For each line in the data below that holds "text", return a copy.
━━━━━ ENTRIES SUPPLIED
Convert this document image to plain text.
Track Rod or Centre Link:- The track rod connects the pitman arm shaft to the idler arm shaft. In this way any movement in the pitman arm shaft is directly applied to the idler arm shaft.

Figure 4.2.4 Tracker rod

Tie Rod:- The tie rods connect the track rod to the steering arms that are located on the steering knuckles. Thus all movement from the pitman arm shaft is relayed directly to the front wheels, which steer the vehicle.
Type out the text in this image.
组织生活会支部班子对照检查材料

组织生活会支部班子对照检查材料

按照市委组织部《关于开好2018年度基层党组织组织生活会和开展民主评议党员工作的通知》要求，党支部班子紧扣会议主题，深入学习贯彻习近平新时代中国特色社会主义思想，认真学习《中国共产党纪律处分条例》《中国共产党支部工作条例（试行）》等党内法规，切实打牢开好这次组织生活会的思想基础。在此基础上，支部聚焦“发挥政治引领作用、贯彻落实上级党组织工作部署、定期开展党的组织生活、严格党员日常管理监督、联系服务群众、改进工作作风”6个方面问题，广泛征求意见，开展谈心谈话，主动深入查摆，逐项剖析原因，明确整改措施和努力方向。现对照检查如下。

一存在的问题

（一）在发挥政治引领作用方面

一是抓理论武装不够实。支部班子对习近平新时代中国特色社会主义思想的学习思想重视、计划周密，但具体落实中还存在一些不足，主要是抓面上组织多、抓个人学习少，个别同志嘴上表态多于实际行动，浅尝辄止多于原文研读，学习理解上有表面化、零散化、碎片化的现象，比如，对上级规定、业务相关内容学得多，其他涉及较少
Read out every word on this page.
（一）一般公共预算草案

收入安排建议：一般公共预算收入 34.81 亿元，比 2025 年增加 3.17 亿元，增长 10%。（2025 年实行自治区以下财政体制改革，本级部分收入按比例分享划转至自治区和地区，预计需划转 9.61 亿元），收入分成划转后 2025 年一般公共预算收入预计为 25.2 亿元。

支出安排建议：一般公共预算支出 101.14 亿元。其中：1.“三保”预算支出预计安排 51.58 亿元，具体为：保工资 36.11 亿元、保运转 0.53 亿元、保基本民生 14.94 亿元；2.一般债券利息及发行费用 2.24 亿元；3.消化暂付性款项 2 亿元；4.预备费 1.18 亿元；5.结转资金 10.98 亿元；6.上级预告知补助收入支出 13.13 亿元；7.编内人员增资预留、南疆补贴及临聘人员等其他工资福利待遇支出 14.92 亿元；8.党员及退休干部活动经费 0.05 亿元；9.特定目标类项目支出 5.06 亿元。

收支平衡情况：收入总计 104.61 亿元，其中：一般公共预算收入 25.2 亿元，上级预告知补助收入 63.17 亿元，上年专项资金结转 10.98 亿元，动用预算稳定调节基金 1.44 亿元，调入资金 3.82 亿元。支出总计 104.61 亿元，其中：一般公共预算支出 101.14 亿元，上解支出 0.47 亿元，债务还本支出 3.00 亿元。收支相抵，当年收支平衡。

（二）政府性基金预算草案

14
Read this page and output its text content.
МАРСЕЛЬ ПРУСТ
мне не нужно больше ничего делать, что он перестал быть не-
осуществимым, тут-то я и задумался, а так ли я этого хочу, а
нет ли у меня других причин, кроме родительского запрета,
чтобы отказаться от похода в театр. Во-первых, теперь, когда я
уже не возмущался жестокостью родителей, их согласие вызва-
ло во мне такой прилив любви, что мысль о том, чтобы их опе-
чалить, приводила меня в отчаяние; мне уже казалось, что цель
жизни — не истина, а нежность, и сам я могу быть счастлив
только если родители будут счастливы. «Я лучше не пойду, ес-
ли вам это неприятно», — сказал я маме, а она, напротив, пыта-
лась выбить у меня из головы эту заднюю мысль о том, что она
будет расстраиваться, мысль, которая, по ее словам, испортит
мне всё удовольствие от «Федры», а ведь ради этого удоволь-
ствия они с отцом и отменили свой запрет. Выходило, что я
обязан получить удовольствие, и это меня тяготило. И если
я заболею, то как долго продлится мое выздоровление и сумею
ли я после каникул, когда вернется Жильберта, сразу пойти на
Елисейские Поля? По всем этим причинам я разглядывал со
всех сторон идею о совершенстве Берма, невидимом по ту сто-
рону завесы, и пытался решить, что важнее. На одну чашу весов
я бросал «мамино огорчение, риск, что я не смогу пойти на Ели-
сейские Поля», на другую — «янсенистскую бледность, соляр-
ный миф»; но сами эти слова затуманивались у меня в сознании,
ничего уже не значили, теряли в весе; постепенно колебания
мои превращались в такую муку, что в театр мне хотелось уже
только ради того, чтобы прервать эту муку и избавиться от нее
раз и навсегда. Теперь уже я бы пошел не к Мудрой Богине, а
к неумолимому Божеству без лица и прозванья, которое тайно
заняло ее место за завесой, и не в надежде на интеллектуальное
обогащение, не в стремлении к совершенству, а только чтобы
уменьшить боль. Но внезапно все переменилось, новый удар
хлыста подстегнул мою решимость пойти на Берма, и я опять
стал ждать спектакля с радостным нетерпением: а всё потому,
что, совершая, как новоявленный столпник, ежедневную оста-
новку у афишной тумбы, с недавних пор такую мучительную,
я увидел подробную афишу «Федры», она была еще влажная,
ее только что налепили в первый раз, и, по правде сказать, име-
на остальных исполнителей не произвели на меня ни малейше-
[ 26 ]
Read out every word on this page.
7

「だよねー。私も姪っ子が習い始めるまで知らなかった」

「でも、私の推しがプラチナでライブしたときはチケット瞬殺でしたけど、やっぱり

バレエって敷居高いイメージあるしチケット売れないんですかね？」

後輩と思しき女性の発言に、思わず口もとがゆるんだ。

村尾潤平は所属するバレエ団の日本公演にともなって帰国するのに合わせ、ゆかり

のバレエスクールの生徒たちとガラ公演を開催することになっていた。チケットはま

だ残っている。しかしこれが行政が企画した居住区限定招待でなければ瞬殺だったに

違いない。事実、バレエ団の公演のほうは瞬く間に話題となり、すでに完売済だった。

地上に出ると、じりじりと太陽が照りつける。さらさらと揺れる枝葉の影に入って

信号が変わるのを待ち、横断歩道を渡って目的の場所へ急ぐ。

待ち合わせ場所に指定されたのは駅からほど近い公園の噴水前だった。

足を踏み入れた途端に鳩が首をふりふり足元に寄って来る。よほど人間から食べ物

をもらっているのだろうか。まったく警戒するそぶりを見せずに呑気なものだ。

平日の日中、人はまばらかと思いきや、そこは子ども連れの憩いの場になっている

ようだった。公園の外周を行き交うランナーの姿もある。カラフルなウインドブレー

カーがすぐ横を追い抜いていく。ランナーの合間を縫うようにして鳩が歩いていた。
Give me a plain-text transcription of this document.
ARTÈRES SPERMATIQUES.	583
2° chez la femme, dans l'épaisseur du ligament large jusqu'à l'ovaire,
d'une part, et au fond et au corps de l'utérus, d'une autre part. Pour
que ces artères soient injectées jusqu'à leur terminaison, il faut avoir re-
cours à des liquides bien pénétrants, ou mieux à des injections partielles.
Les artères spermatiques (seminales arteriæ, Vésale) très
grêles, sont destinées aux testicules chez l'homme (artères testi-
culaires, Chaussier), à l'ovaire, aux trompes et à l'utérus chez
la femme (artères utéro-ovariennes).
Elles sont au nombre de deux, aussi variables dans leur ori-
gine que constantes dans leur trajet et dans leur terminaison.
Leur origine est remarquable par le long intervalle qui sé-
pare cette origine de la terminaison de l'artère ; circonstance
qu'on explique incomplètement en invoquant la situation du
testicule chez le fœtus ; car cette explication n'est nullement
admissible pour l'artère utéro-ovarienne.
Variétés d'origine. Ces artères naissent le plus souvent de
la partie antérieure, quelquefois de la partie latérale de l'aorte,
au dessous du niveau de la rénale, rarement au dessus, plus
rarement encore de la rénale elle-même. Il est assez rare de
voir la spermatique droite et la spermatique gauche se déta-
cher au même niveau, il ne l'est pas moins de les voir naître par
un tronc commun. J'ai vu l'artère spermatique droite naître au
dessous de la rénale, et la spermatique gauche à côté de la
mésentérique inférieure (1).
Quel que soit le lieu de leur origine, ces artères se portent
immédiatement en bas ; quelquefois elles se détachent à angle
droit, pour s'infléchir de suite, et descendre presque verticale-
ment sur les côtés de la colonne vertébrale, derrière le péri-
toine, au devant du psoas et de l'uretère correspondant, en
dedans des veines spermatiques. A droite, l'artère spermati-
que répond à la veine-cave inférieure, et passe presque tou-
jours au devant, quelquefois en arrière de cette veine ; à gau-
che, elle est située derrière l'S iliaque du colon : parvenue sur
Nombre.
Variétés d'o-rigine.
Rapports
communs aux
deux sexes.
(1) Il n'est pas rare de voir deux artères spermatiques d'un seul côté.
━━━━━━━━━━
*RESPONSE TO THE EXERCISE*.
Convert this document image to plain text.
Type out the text in this image.
Read this page and output its text content.
Give me a plain-text transcription of this document.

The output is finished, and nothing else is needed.